Aim> Can you give all the records again without altering a single character?
========================
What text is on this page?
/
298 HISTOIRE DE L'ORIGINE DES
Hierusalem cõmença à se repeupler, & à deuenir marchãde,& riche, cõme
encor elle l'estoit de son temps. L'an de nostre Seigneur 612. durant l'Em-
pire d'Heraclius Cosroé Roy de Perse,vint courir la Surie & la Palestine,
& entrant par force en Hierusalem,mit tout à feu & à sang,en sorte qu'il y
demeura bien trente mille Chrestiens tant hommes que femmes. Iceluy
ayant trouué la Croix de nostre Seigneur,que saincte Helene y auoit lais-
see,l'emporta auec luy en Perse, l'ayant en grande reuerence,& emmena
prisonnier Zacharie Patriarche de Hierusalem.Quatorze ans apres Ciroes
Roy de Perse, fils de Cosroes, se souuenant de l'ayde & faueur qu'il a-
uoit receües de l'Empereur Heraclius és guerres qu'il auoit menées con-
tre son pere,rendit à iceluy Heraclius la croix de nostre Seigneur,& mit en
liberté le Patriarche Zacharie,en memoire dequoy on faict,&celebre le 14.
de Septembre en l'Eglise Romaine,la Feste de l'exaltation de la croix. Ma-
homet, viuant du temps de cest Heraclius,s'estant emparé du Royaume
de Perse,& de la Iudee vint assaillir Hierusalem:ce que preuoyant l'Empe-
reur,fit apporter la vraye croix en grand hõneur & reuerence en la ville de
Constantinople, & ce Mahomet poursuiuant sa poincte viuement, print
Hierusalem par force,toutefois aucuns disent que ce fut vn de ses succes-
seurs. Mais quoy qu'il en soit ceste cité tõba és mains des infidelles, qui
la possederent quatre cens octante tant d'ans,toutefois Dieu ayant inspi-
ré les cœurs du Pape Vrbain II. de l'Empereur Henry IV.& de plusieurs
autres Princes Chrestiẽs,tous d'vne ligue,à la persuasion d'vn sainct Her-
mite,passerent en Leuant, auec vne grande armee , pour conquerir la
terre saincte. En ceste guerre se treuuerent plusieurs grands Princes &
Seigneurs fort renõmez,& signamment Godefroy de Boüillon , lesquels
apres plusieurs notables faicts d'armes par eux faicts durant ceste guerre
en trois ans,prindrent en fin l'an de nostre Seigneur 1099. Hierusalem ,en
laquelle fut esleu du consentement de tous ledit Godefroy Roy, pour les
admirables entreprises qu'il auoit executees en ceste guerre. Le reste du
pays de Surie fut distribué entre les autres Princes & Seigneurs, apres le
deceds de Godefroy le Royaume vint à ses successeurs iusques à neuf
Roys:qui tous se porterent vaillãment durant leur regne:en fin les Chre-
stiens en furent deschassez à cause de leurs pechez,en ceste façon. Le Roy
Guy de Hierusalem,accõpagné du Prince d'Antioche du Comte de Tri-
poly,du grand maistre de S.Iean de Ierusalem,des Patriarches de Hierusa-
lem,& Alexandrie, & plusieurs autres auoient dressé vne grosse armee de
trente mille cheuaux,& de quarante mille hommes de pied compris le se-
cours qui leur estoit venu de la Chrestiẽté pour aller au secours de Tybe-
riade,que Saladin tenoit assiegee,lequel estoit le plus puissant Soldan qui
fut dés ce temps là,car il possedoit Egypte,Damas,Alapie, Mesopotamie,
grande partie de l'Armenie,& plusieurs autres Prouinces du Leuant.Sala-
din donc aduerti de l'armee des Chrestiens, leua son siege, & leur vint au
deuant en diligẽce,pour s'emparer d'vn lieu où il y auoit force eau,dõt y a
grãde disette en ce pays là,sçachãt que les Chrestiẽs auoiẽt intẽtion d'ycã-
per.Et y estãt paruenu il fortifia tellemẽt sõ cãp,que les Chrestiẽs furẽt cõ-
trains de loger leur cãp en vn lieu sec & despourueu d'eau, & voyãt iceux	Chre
========================
Output for this exercise>
What text is on this page?
/
298 HISTOIRE DE L'ORIGINE DES
Hierusalem cõmença à se repeupler, & à deuenir marchãde,& riche, cõme
encor elle l'estoit de son temps. L'an de nostre Seigneur 612. durant l'Em-
pire d'Heraclius Cosroé Roy de Perse,vint courir la Surie & la Palestine,
& entrant par force en Hierusalem,mit tout à feu & à sang,en sorte qu'il y
demeura bien trente mille Chrestiens tant hommes que femmes. Iceluy
ayant trouué la Croix de nostre Seigneur,que saincte Helene y auoit lais-
see,l'emporta auec luy en Perse, l'ayant en grande reuerence,& emmena
prisonnier Zacharie Patriarche de Hierusalem.Quatorze ans apres Ciroes
Roy de Perse, fils de Cosroes, se souuenant de l'ayde & faueur qu'il a-
uoit receües de l'Empereur Heraclius és guerres qu'il auoit menées con-
tre son pere,rendit à iceluy Heraclius la croix de nostre Seigneur,& mit en
liberté le Patriarche Zacharie,en memoire dequoy on faict,&celebre le 14.
de Septembre en l'Eglise Romaine,la Feste de l'exaltation de la croix. Ma-
homet, viuant du temps de cest Heraclius,s'estant emparé du Royaume
de Perse,& de la Iudee vint assaillir Hierusalem:ce que preuoyant l'Empe-
reur,fit apporter la vraye croix en grand hõneur & reuerence en la ville de
Constantinople, & ce Mahomet poursuiuant sa poincte viuement, print
Hierusalem par force,toutefois aucuns disent que ce fut vn de ses succes-
seurs. Mais quoy qu'il en soit ceste cité tõba és mains des infidelles, qui
la possederent quatre cens octante tant d'ans,toutefois Dieu ayant inspi-
ré les cœurs du Pape Vrbain II. de l'Empereur Henry IV.& de plusieurs
autres Princes Chrestiẽs,tous d'vne ligue,à la persuasion d'vn sainct Her-
mite,passerent en Leuant, auec vne grande armee , pour conquerir la
terre saincte. En ceste guerre se treuuerent plusieurs grands Princes &
Seigneurs fort renõmez,& signamment Godefroy de Boüillon , lesquels
apres plusieurs notables faicts d'armes par eux faicts durant ceste guerre
en trois ans,prindrent en fin l'an de nostre Seigneur 1099. Hierusalem ,en
laquelle fut esleu du consentement de tous ledit Godefroy Roy, pour les
admirables entreprises qu'il auoit executees en ceste guerre. Le reste du
pays de Surie fut distribué entre les autres Princes & Seigneurs, apres le
deceds de Godefroy le Royaume vint à ses successeurs iusques à neuf
Roys:qui tous se porterent vaillãment durant leur regne:en fin les Chre-
stiens en furent deschassez à cause de leurs pechez,en ceste façon. Le Roy
Guy de Hierusalem,accõpagné du Prince d'Antioche du Comte de Tri-
poly,du grand maistre de S.Iean de Ierusalem,des Patriarches de Hierusa-
lem,& Alexandrie, & plusieurs autres auoient dressé vne grosse armee de
trente mille cheuaux,& de quarante mille hommes de pied compris le se-
cours qui leur estoit venu de la Chrestiẽté pour aller au secours de Tybe-
riade,que Saladin tenoit assiegee,lequel estoit le plus puissant Soldan qui
fut dés ce temps là,car il possedoit Egypte,Damas,Alapie, Mesopotamie,
grande partie de l'Armenie,& plusieurs autres Prouinces du Leuant.Sala-
din donc aduerti de l'armee des Chrestiens, leua son siege, & leur vint au
deuant en diligẽce,pour s'emparer d'vn lieu où il y auoit force eau,dõt y a
grãde disette en ce pays là,sçachãt que les Chrestiẽs auoiẽt intẽtion d'ycã-
per.Et y estãt paruenu il fortifia tellemẽt sõ cãp,que les Chrestiẽs furẽt cõ-
trains de loger leur cãp en vn lieu sec & despourueu d'eau, & voyãt iceux	Chre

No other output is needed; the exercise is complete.